▶ **Exercise brief**: Copy out all lines of the records in which the word "title" appears.

╭─ Available records

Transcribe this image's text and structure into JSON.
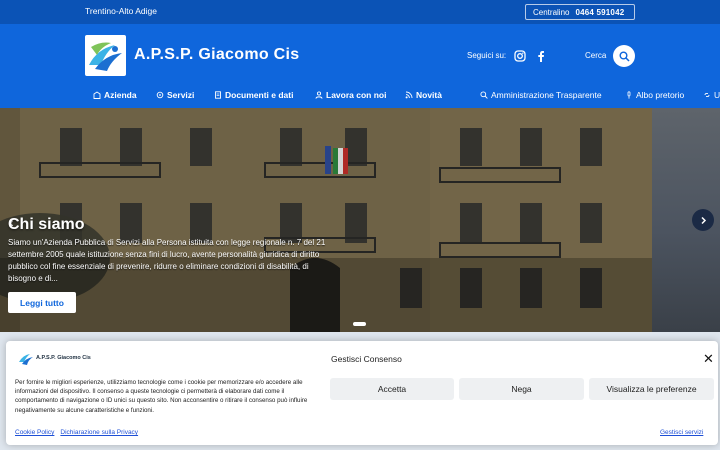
{
  "topbar": {
    "region": "Trentino-Alto Adige",
    "phone_label": "Centralino",
    "phone_number": "0464 591042"
  },
  "header": {
    "title": "A.P.S.P. Giacomo Cis",
    "follow_label": "Seguici su:",
    "social_icons": [
      "instagram-icon",
      "facebook-icon"
    ],
    "search_label": "Cerca"
  },
  "nav": {
    "items": [
      {
        "label": "Azienda",
        "icon": "building-icon"
      },
      {
        "label": "Servizi",
        "icon": "services-icon"
      },
      {
        "label": "Documenti e dati",
        "icon": "document-icon"
      },
      {
        "label": "Lavora con noi",
        "icon": "person-icon"
      },
      {
        "label": "Novità",
        "icon": "rss-icon"
      }
    ],
    "right_items": [
      {
        "label": "Amministrazione Trasparente",
        "icon": "search-icon"
      },
      {
        "label": "Albo pretorio",
        "icon": "pin-icon"
      },
      {
        "label": "U",
        "icon": "link-icon"
      }
    ]
  },
  "hero": {
    "title": "Chi siamo",
    "text": "Siamo un'Azienda Pubblica di Servizi alla Persona istituita con legge regionale n. 7 del 21 settembre 2005 quale istituzione senza fini di lucro, avente personalità giuridica di diritto pubblico col fine essenziale di prevenire, ridurre o eliminare condizioni di disabilità, di bisogno e di...",
    "button": "Leggi tutto"
  },
  "consent": {
    "logo_text": "A.P.S.P. Giacomo Cis",
    "title": "Gestisci Consenso",
    "text": "Per fornire le migliori esperienze, utilizziamo tecnologie come i cookie per memorizzare e/o accedere alle informazioni del dispositivo. Il consenso a queste tecnologie ci permetterà di elaborare dati come il comportamento di navigazione o ID unici su questo sito. Non acconsentire o ritirare il consenso può influire negativamente su alcune caratteristiche e funzioni.",
    "accept": "Accetta",
    "deny": "Nega",
    "preferences": "Visualizza le preferenze",
    "cookie_policy": "Cookie Policy",
    "privacy": "Dichiarazione sulla Privacy",
    "manage": "Gestisci servizi"
  },
  "colors": {
    "primary": "#0f66dc",
    "topbar": "#0b53b6",
    "button_bg": "#eef0f2"
  }
}
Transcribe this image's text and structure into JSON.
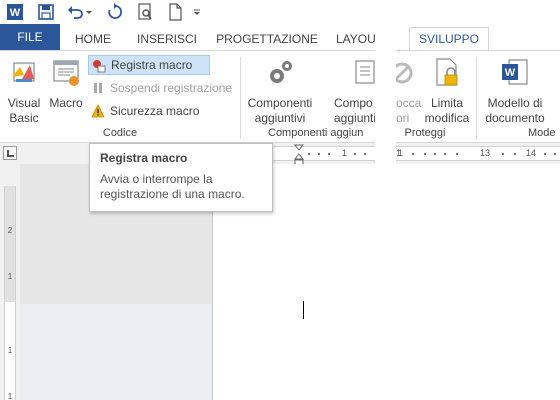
{
  "qat": {
    "icons": [
      "word-app-icon",
      "save-icon",
      "undo-icon",
      "redo-icon",
      "print-preview-icon",
      "new-document-icon",
      "customize-qat-icon"
    ]
  },
  "tabs": {
    "file": "FILE",
    "home": "HOME",
    "insert": "INSERISCI",
    "design": "PROGETTAZIONE",
    "layout": "LAYOU",
    "developer": "SVILUPPO"
  },
  "ribbon": {
    "code_group": {
      "visual_basic_line1": "Visual",
      "visual_basic_line2": "Basic",
      "macro": "Macro",
      "record_macro": "Registra macro",
      "pause_recording": "Sospendi registrazione",
      "macro_security": "Sicurezza macro",
      "label": "Codice"
    },
    "addins_group": {
      "addins1_line1": "Componenti",
      "addins1_line2": "aggiuntivi",
      "addins2_line1": "Compo",
      "addins2_line2": "aggiuntivi",
      "label": "Componenti aggiun"
    },
    "protect_group": {
      "block_line1": "occa",
      "block_line2": "ori",
      "restrict_line1": "Limita",
      "restrict_line2": "modifica",
      "label": "Proteggi"
    },
    "templates_group": {
      "template_line1": "Modello di",
      "template_line2": "documento",
      "label": "Mode"
    }
  },
  "ruler": {
    "numbers": [
      "1",
      "1",
      "1",
      "13",
      "14"
    ]
  },
  "vruler": {
    "numbers": [
      "2",
      "1",
      "1",
      "1"
    ]
  },
  "tooltip": {
    "title": "Registra macro",
    "body_line1": "Avvia o interrompe la",
    "body_line2": "registrazione di una macro."
  },
  "colors": {
    "file_tab": "#2b579a",
    "accent": "#2b579a",
    "highlight": "#cfe3f8"
  }
}
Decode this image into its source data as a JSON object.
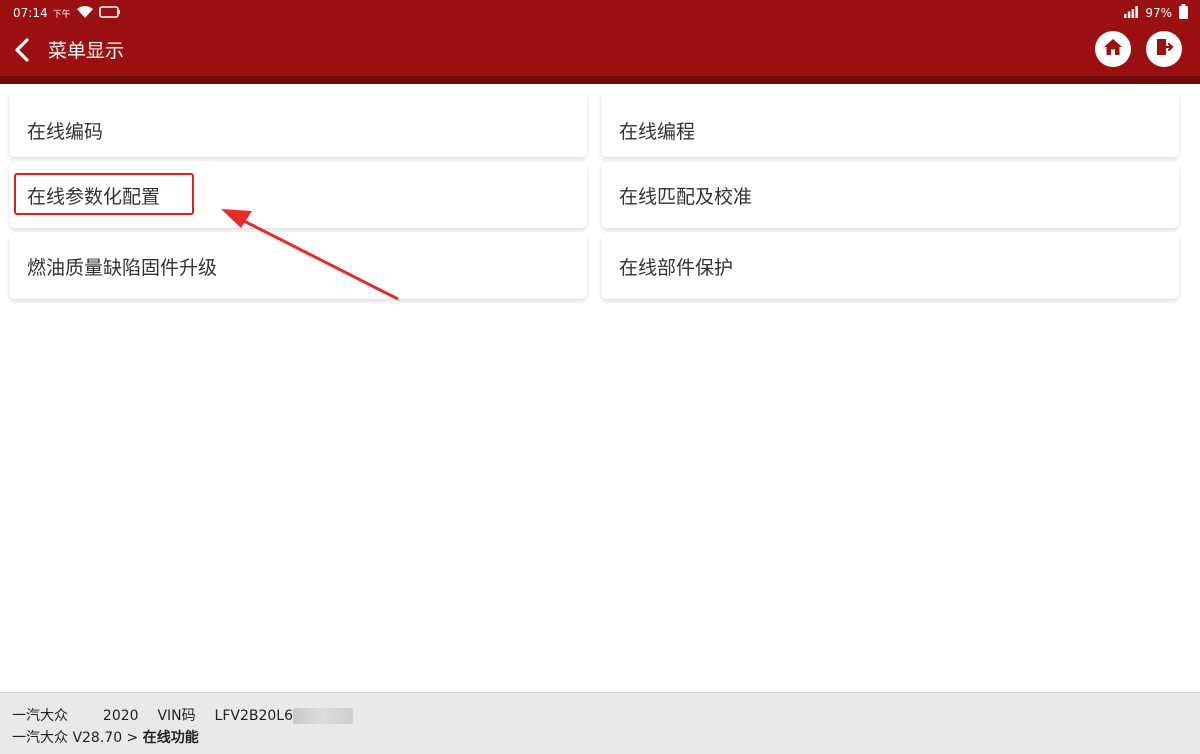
{
  "status_bar": {
    "time": "07:14",
    "ampm": "下午",
    "battery": "97%"
  },
  "header": {
    "title": "菜单显示"
  },
  "menu": {
    "items": [
      {
        "label": "在线编码"
      },
      {
        "label": "在线编程"
      },
      {
        "label": "在线参数化配置"
      },
      {
        "label": "在线匹配及校准"
      },
      {
        "label": "燃油质量缺陷固件升级"
      },
      {
        "label": "在线部件保护"
      }
    ],
    "highlighted_index": 2
  },
  "footer": {
    "brand": "一汽大众",
    "year": "2020",
    "vin_label": "VIN码",
    "vin_visible": "LFV2B20L6",
    "path_prefix": "一汽大众 V28.70 >",
    "path_current": "在线功能"
  },
  "colors": {
    "header": "#9b1010",
    "highlight": "#e02020",
    "footer": "#e9e9e9"
  },
  "icons": [
    "wifi-icon",
    "battery-icon",
    "signal-icon",
    "back-icon",
    "home-icon",
    "exit-icon"
  ]
}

╰─

▶ **Response**:
    "title": "A.P.S.P. Giacomo Cis",
    "title": "Chi siamo",
    "title": "Gestisci Consenso",
    "title": "Registra macro",
    "title": "菜单显示"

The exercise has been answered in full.